Required task
Filter this data down to the lines that hold "Feuchte", and copy them.

[Figure record listings]
— start —

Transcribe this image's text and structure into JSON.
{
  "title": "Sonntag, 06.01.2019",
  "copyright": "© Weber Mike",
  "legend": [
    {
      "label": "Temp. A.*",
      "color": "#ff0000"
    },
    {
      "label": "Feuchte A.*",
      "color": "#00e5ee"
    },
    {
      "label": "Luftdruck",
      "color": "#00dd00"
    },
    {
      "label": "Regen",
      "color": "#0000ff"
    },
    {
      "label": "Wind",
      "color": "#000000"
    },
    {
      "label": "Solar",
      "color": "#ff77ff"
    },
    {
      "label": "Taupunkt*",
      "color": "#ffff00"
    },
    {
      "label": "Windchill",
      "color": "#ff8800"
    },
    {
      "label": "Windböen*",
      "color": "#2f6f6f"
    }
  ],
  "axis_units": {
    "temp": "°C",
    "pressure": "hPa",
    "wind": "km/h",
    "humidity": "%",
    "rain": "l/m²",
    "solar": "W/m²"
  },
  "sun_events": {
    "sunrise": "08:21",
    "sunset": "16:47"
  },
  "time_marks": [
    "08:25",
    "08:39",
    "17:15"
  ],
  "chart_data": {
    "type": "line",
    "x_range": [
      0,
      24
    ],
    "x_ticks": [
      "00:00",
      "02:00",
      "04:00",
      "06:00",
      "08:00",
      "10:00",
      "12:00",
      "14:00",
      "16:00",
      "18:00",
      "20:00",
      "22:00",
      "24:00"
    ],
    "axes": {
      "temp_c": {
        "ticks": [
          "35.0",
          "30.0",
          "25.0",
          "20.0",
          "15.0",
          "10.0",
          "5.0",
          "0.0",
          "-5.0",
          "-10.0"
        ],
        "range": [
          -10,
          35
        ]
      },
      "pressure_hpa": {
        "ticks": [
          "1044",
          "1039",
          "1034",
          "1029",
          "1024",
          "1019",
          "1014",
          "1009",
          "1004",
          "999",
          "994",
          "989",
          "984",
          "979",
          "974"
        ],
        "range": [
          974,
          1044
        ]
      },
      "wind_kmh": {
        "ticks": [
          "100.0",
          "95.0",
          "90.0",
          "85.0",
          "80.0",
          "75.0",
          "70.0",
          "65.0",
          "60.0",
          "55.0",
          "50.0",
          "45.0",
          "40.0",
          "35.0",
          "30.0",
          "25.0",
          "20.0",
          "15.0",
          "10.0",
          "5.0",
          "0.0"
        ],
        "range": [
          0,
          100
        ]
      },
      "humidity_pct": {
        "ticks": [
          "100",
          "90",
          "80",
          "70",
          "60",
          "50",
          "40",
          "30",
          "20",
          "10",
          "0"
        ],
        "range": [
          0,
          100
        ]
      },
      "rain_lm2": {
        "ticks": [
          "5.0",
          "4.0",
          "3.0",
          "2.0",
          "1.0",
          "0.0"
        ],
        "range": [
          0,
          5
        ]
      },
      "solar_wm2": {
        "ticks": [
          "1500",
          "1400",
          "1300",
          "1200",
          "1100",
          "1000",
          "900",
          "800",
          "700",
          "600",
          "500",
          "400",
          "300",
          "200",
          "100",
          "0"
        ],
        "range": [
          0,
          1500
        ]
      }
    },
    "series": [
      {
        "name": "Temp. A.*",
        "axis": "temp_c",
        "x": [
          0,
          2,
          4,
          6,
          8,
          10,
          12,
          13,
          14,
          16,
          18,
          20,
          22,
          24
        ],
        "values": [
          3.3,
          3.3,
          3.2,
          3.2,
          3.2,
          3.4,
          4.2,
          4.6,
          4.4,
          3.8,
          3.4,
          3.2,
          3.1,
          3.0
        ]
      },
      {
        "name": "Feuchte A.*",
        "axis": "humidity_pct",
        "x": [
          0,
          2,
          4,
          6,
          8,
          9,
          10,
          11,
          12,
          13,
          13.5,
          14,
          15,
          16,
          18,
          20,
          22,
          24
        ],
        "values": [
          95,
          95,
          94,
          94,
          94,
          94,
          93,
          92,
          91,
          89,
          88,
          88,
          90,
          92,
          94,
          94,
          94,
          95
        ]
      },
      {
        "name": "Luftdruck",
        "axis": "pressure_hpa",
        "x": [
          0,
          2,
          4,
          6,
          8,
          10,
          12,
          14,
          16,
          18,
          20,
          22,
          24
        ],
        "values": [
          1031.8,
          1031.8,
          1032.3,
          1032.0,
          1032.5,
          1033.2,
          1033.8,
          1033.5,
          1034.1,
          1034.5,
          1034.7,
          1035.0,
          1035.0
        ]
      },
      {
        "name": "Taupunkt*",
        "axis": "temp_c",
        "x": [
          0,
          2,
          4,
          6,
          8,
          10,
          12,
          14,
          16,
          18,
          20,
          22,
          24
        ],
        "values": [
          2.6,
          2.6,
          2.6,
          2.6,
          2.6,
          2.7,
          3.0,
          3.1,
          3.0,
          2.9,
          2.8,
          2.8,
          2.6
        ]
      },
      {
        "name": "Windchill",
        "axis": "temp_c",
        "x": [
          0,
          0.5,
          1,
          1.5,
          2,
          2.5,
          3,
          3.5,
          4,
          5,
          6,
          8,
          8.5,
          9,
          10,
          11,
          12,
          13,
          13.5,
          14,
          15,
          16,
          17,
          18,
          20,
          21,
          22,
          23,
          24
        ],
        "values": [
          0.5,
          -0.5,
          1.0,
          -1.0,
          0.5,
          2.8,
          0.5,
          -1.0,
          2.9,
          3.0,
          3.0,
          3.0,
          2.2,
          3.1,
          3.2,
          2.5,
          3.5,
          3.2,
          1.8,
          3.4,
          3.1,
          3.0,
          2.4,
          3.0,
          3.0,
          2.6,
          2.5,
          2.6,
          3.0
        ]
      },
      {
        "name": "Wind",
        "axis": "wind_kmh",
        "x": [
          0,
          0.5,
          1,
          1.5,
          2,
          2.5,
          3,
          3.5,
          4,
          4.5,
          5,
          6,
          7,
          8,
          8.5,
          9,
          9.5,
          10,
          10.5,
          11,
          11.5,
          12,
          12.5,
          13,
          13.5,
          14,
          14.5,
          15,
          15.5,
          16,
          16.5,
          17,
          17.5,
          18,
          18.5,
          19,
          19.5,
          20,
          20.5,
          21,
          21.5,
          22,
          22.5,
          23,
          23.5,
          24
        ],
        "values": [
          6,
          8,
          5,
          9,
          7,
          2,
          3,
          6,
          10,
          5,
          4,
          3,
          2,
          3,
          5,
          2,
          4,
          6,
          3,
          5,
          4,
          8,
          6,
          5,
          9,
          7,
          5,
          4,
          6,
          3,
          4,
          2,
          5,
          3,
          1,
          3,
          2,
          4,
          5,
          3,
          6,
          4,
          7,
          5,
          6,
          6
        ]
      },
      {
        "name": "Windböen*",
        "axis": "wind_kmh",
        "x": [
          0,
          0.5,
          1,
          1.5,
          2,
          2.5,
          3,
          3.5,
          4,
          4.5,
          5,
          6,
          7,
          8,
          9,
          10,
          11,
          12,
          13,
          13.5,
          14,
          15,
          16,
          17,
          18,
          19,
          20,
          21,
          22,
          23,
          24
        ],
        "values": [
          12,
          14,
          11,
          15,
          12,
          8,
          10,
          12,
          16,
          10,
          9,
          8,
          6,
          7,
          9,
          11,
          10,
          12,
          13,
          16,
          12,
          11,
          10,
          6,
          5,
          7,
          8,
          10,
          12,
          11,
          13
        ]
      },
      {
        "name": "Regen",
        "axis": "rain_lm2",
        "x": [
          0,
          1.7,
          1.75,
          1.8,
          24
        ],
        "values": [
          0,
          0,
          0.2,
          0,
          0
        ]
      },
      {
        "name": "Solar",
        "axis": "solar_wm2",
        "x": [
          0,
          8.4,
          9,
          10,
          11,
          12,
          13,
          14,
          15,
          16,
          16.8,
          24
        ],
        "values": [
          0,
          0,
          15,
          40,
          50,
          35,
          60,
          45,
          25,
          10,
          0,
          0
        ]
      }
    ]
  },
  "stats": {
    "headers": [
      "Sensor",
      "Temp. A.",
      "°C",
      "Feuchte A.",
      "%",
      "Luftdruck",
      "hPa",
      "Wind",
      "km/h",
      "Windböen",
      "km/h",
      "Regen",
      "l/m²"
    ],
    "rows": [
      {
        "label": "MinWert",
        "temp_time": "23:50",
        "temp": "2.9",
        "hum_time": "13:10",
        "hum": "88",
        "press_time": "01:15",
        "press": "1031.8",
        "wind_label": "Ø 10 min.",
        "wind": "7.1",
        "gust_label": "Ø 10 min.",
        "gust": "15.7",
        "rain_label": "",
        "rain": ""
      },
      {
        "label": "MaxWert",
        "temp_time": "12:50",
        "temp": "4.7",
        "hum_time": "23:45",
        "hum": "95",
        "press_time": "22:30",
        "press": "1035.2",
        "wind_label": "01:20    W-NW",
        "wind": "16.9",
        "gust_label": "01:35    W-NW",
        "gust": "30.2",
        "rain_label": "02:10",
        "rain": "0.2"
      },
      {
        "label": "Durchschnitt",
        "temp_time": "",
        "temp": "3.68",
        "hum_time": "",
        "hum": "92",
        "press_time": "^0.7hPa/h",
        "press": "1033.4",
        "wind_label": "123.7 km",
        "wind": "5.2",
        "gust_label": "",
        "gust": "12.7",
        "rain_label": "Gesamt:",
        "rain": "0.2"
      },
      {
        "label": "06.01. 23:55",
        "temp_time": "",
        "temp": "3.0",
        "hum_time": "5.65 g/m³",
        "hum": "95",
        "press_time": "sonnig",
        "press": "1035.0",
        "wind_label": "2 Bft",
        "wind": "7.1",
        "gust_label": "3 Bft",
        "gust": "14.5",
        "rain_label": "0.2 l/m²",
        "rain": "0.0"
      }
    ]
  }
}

— end —

Result of the task
      "label": "Feuchte A.*",
        "name": "Feuchte A.*",
      "Feuchte A.",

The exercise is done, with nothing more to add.